---- Dataset
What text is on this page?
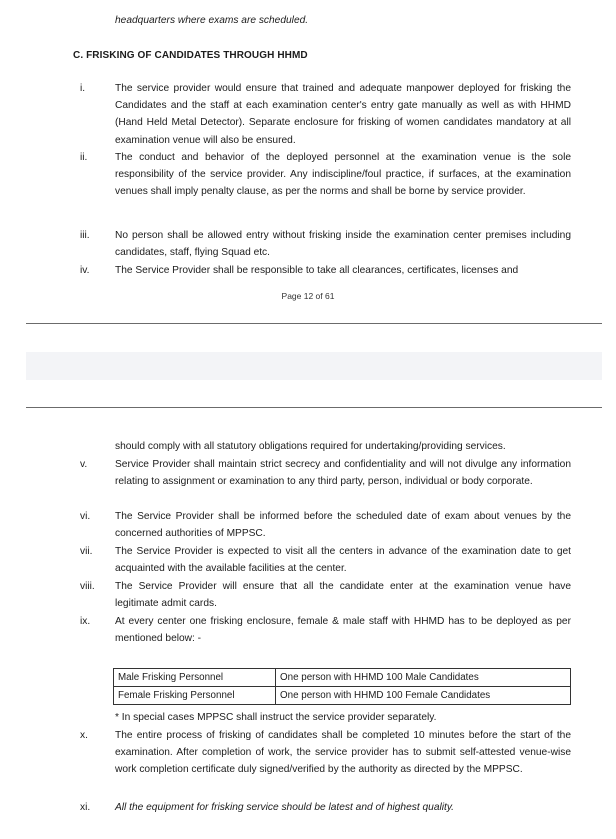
headquarters where exams are scheduled.
C. FRISKING OF CANDIDATES THROUGH HHMD
i.	The service provider would ensure that trained and adequate manpower deployed for frisking the Candidates and the staff at each examination center's entry gate manually as well as with HHMD (Hand Held Metal Detector). Separate enclosure for frisking of women candidates mandatory at all examination venue will also be ensured.
ii.	The conduct and behavior of the deployed personnel at the examination venue is the sole responsibility of the service provider. Any indiscipline/foul practice, if surfaces, at the examination venues shall imply penalty clause, as per the norms and shall be borne by service provider.
iii. No person shall be allowed entry without frisking inside the examination center premises including candidates, staff, flying Squad etc.
iv.	The Service Provider shall be responsible to take all clearances, certificates, licenses and
Page 12 of 61
should comply with all statutory obligations required for undertaking/providing services.
v.	Service Provider shall maintain strict secrecy and confidentiality and will not divulge any information relating to assignment or examination to any third party, person, individual or body corporate.
vi. The Service Provider shall be informed before the scheduled date of exam about venues by the concerned authorities of MPPSC.
vii. The Service Provider is expected to visit all the centers in advance of the examination date to get acquainted with the available facilities at the center.
viii. The Service Provider will ensure that all the candidate enter at the examination venue have legitimate admit cards.
ix. At every center one frisking enclosure, female & male staff with HHMD has to be deployed as per mentioned below: -
Male Frisking Personnel	One person with HHMD 100 Male Candidates
Female Frisking Personnel	One person with HHMD 100 Female Candidates
* In special cases MPPSC shall instruct the service provider separately.
x.	The entire process of frisking of candidates shall be completed 10 minutes before the start of the examination. After completion of work, the service provider has to submit self-attested venue-wise work completion certificate duly signed/verified by the authority as directed by the MPPSC.
xi. All the equipment for frisking service should be latest and of highest quality.
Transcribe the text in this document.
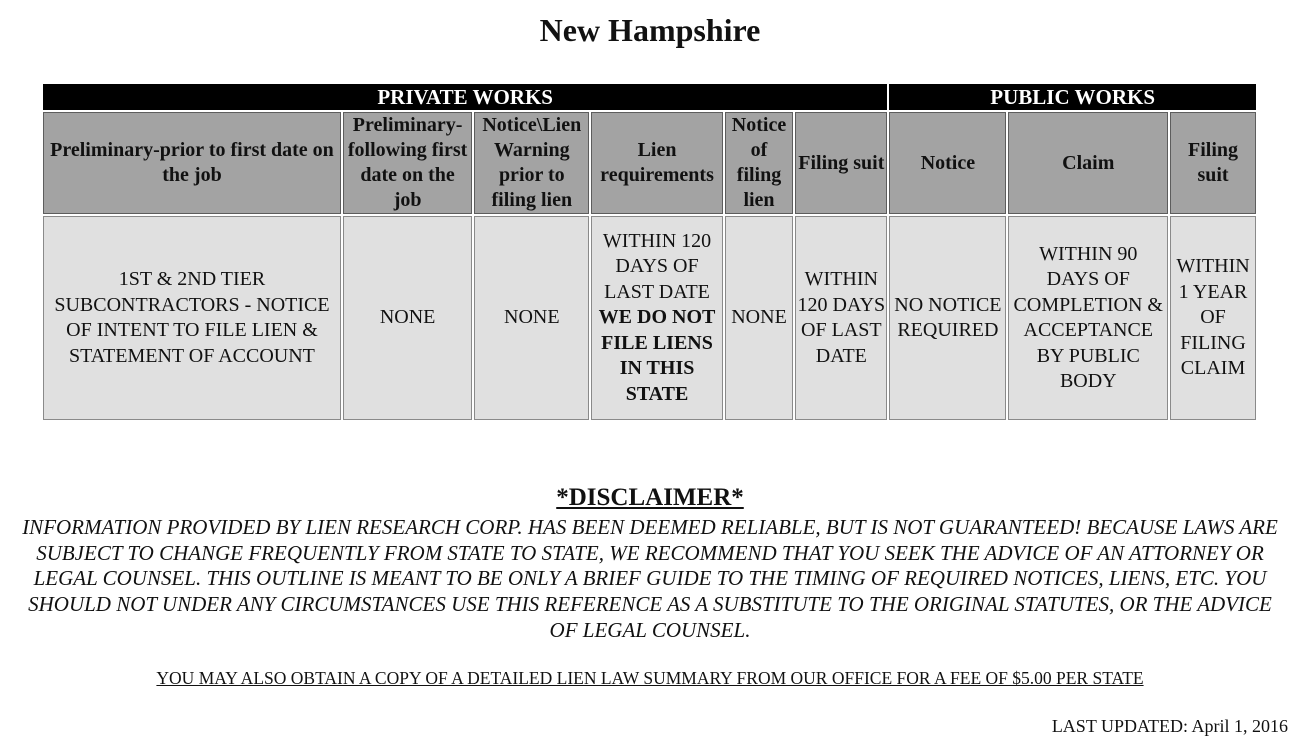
New Hampshire
PRIVATE WORKS						PUBLIC WORKS		
Preliminary-prior to first date on the job	Preliminary-following first date on the job	Notice\Lien Warning prior to filing lien	Lien requirements	Notice of filing lien	Filing suit	Notice	Claim	Filing suit
1ST & 2ND TIER SUBCONTRACTORS - NOTICE OF INTENT TO FILE LIEN & STATEMENT OF ACCOUNT	NONE	NONE	WITHIN 120 DAYS OF LAST DATE WE DO NOT FILE LIENS IN THIS STATE	NONE	WITHIN 120 DAYS OF LAST DATE	NO NOTICE REQUIRED	WITHIN 90 DAYS OF COMPLETION & ACCEPTANCE BY PUBLIC BODY	WITHIN 1 YEAR OF FILING CLAIM

*DISCLAIMER*

INFORMATION PROVIDED BY LIEN RESEARCH CORP. HAS BEEN DEEMED RELIABLE, BUT IS NOT GUARANTEED! BECAUSE LAWS ARE SUBJECT TO CHANGE FREQUENTLY FROM STATE TO STATE, WE RECOMMEND THAT YOU SEEK THE ADVICE OF AN ATTORNEY OR LEGAL COUNSEL. THIS OUTLINE IS MEANT TO BE ONLY A BRIEF GUIDE TO THE TIMING OF REQUIRED NOTICES, LIENS, ETC. YOU SHOULD NOT UNDER ANY CIRCUMSTANCES USE THIS REFERENCE AS A SUBSTITUTE TO THE ORIGINAL STATUTES, OR THE ADVICE OF LEGAL COUNSEL.

YOU MAY ALSO OBTAIN A COPY OF A DETAILED LIEN LAW SUMMARY FROM OUR OFFICE FOR A FEE OF $5.00 PER STATE

LAST UPDATED: April 1, 2016
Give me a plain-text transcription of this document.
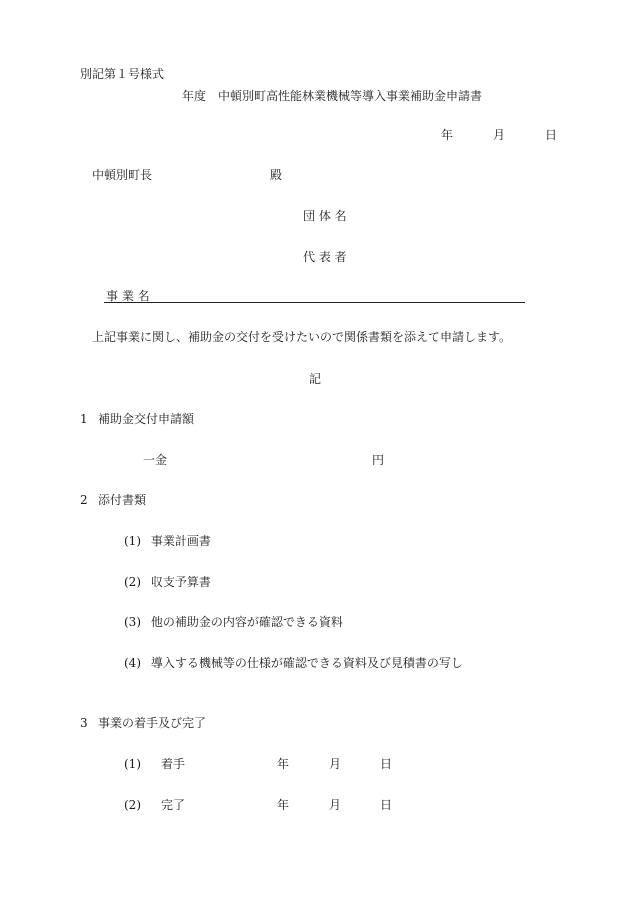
別記第１号様式
年度　中頓別町高性能林業機械等導入事業補助金申請書
年	月	日
中頓別町長	殿
団 体 名
代 表 者
事 業 名
上記事業に関し、補助金の交付を受けたいので関係書類を添えて申請します。
記
1 補助金交付申請額
一金	円
2 添付書類
(1) 事業計画書
(2) 収支予算書
(3) 他の補助金の内容が確認できる資料
(4) 導入する機械等の仕様が確認できる資料及び見積書の写し
3 事業の着手及び完了
(1) 着手	年	月	日
(2) 完了	年	月	日
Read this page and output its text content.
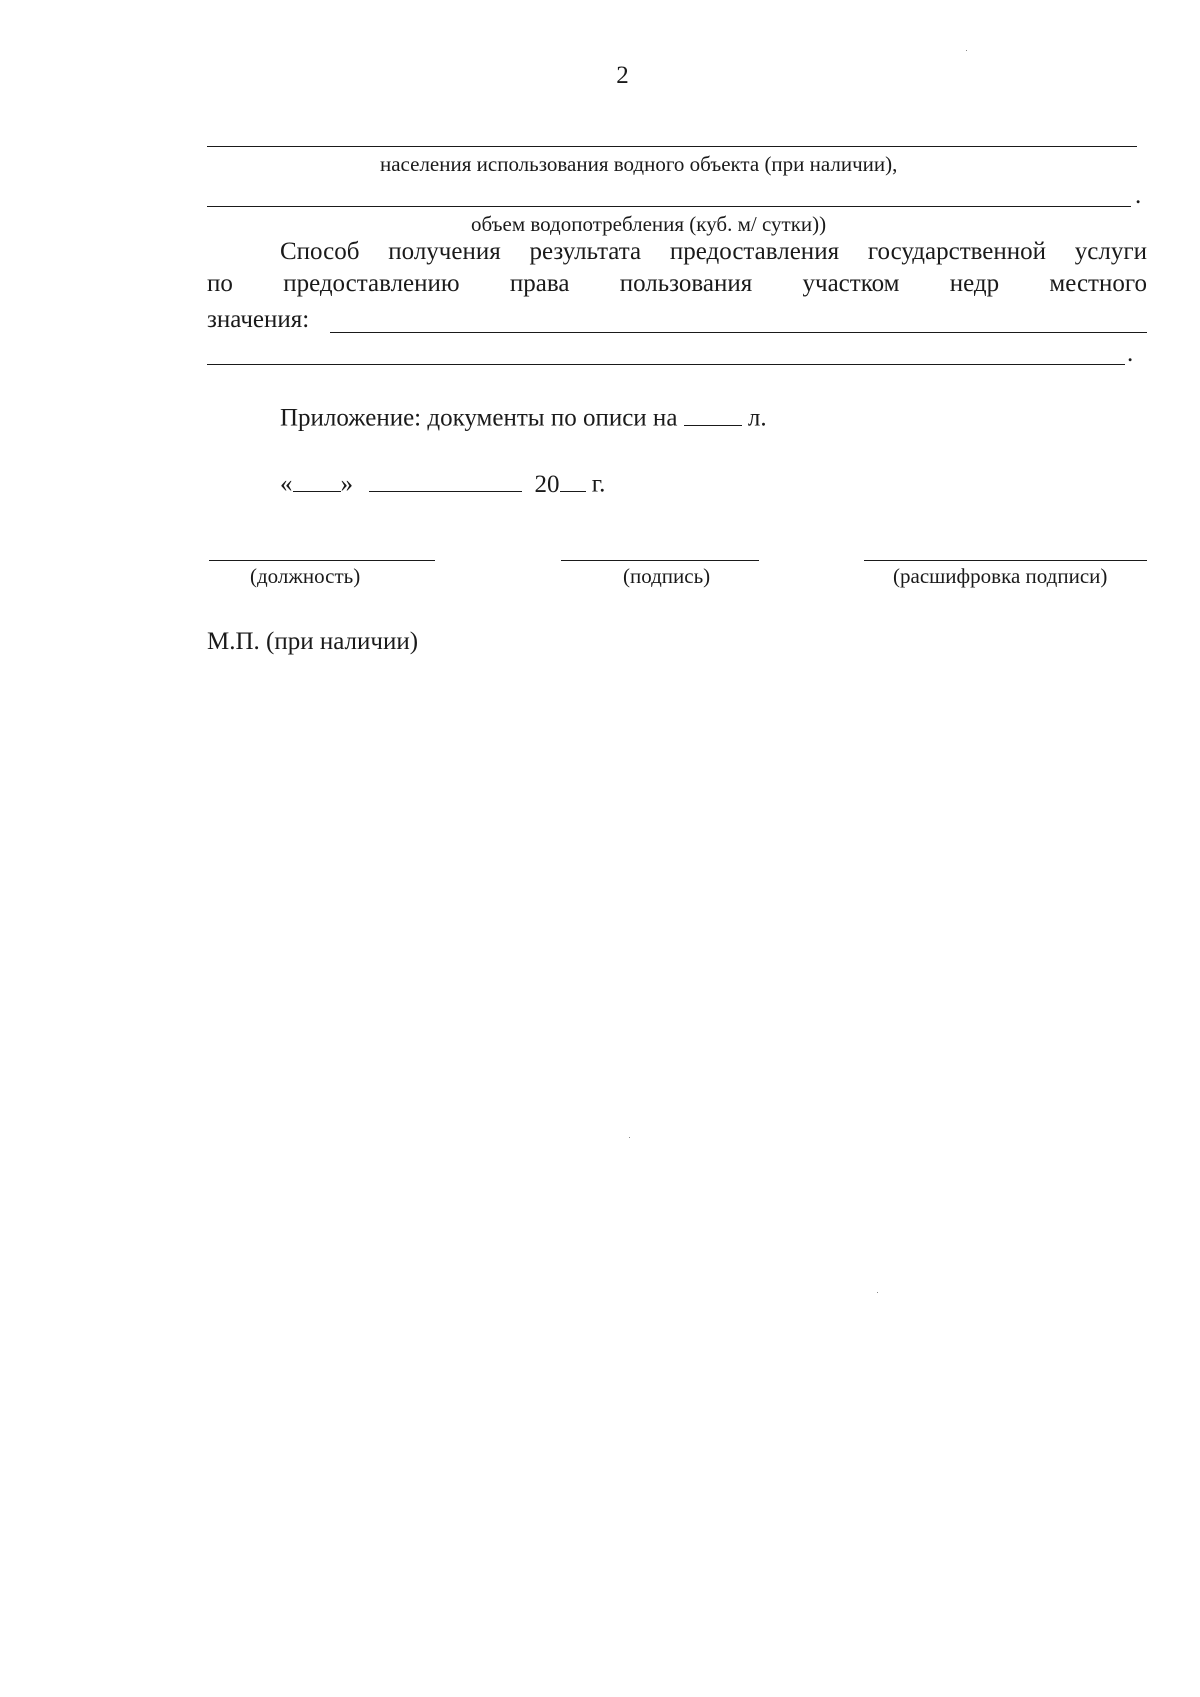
2
населения использования водного объекта (при наличии),
.
объем водопотребления (куб. м/ сутки))
Способ получения результата предоставления государственной услуги
по предоставлению права пользования участком недр местного
значения:
.
Приложение: документы по описи на	л.
« »	20 г.
(должность)	(подпись)	(расшифровка подписи)
М.П. (при наличии)
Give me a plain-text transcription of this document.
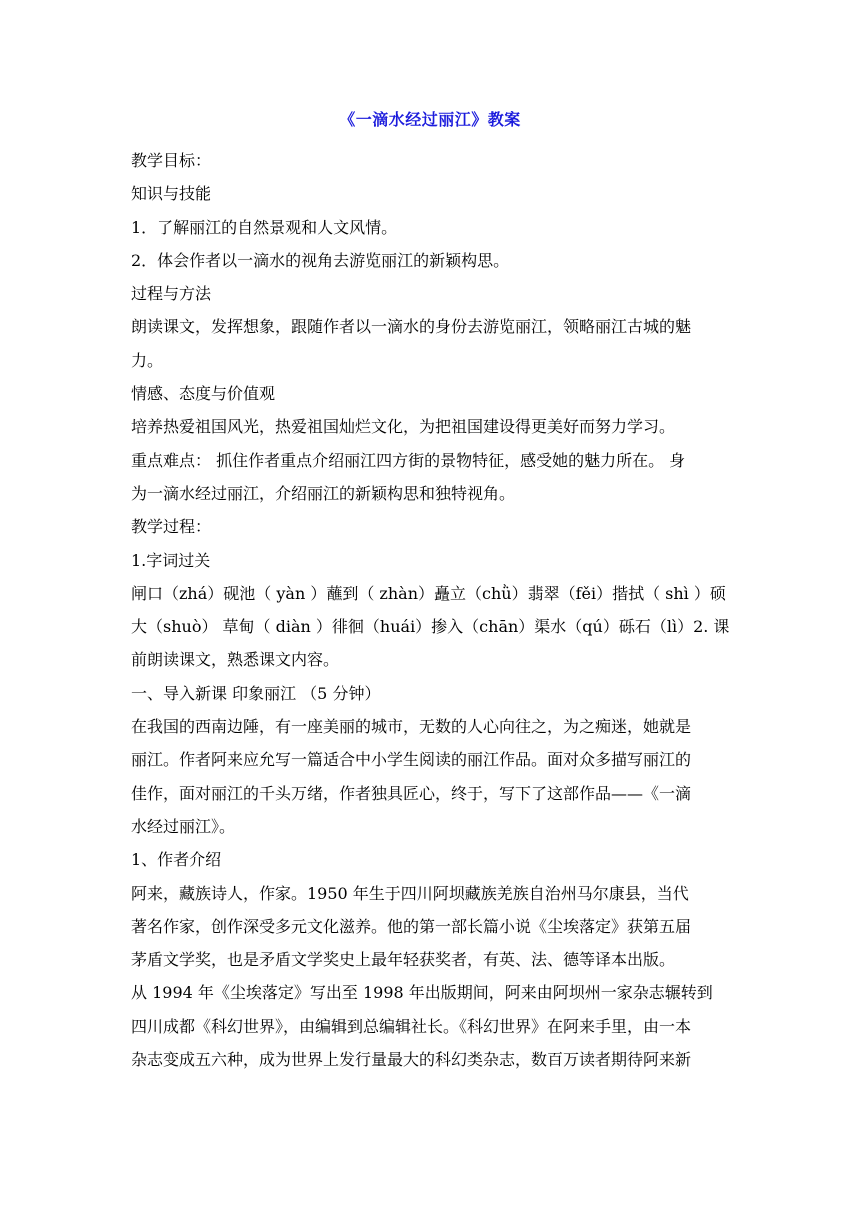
《一滴水经过丽江》教案

教学目标：

知识与技能

1．了解丽江的自然景观和人文风情。

2．体会作者以一滴水的视角去游览丽江的新颖构思。

过程与方法

朗读课文，发挥想象，跟随作者以一滴水的身份去游览丽江，领略丽江古城的魅

力。

情感、态度与价值观

培养热爱祖国风光，热爱祖国灿烂文化，为把祖国建设得更美好而努力学习。

重点难点： 抓住作者重点介绍丽江四方街的景物特征，感受她的魅力所在。 身

为一滴水经过丽江，介绍丽江的新颖构思和独特视角。

教学过程：

1.字词过关

闸口（zhá）砚池（ yàn ）蘸到（ zhàn）矗立（chǜ）翡翠（fěi）揩拭（ shì ）硕

大（shuò） 草甸（ diàn ）徘徊（huái）掺入（chān）渠水（qú）砾石（lì）2. 课

前朗读课文，熟悉课文内容。

一、导入新课 印象丽江 （5 分钟）

在我国的西南边陲，有一座美丽的城市，无数的人心向往之，为之痴迷，她就是

丽江。作者阿来应允写一篇适合中小学生阅读的丽江作品。面对众多描写丽江的

佳作，面对丽江的千头万绪，作者独具匠心，终于，写下了这部作品——《一滴

水经过丽江》。

1、作者介绍

阿来，藏族诗人，作家。1950 年生于四川阿坝藏族羌族自治州马尔康县，当代

著名作家，创作深受多元文化滋养。他的第一部长篇小说《尘埃落定》获第五届

茅盾文学奖，也是矛盾文学奖史上最年轻获奖者，有英、法、德等译本出版。

从 1994 年《尘埃落定》写出至 1998 年出版期间，阿来由阿坝州一家杂志辗转到

四川成都《科幻世界》，由编辑到总编辑社长。《科幻世界》在阿来手里，由一本

杂志变成五六种，成为世界上发行量最大的科幻类杂志，数百万读者期待阿来新
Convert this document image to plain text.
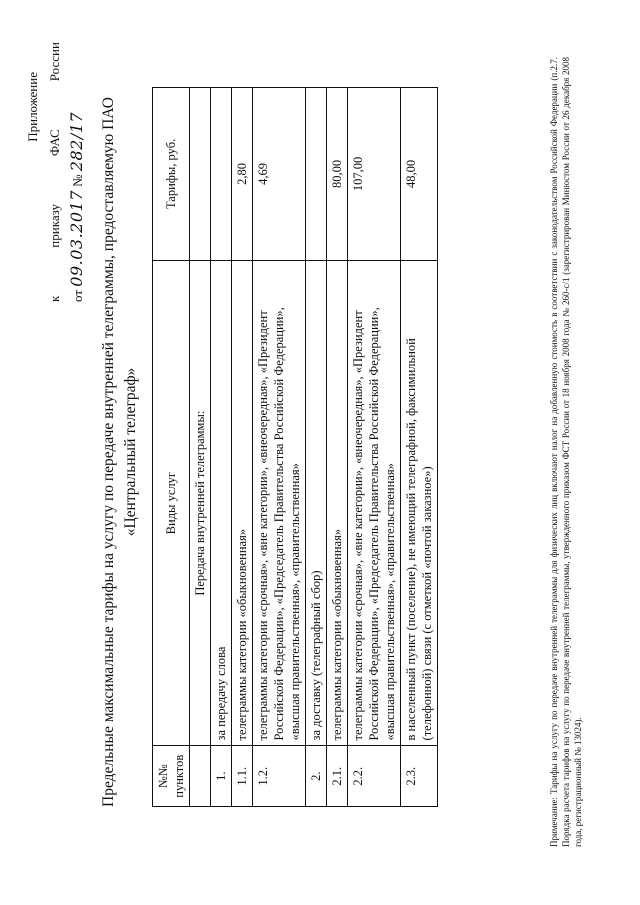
Приложение
к
приказу
ФАС
России
от 09.03.2017 № 282/17 Предельные максимальные тарифы на услугу по передаче внутренней телеграммы, предоставляемую ПАО «Центральный телеграф»
№№ пунктов	Виды услуг	Тарифы, руб.
	Передача внутренней телеграммы:	
1.	за передачу слова	
1.1.	телеграммы категории «обыкновенная»	2,80
1.2.	телеграммы категории «срочная», «вне категории», «внеочередная», «Президент Российской Федерации», «Председатель Правительства Российской Федерации», «высшая правительственная», «правительственная»	4,69
2.	за доставку (телеграфный сбор)	
2.1.	телеграммы категории «обыкновенная»	80,00
2.2.	телеграммы категории «срочная», «вне категории», «внеочередная», «Президент Российской Федерации», «Председатель Правительства Российской Федерации», «высшая правительственная», «правительственная»	107,00
2.3.	в населенный пункт (поселение), не имеющий телеграфной, факсимильной (телефонной) связи (с отметкой «почтой заказное»)	48,00	Примечание: Тарифы на услугу по передаче внутренней телеграммы для физических лиц включают налог на добавленную стоимость в соответствии с законодательством Российской Федерации (п.2.7. Порядка расчета тарифов на услугу по передаче внутренней телеграммы, утвержденного приказом ФСТ России от 18 ноября 2008 года № 260-с/1 (зарегистрирован Минюстом России от 26 декабря 2008 года, регистрационный № 13024).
--------
▸ **Exercise objective**: Using the listing above, locate the lines that hold "LAST" and copy each one.

▸ **Solution for this exercise**:
1ST & 2ND TIER SUBCONTRACTORS - NOTICE OF INTENT TO FILE LIEN & STATEMENT OF ACCOUNT	NONE	NONE	WITHIN 120 DAYS OF LAST DATE WE DO NOT FILE LIENS IN THIS STATE	NONE	WITHIN 120 DAYS OF LAST DATE	NO NOTICE REQUIRED	WITHIN 90 DAYS OF COMPLETION & ACCEPTANCE BY PUBLIC BODY	WITHIN 1 YEAR OF FILING CLAIM
LAST UPDATED: April 1, 2016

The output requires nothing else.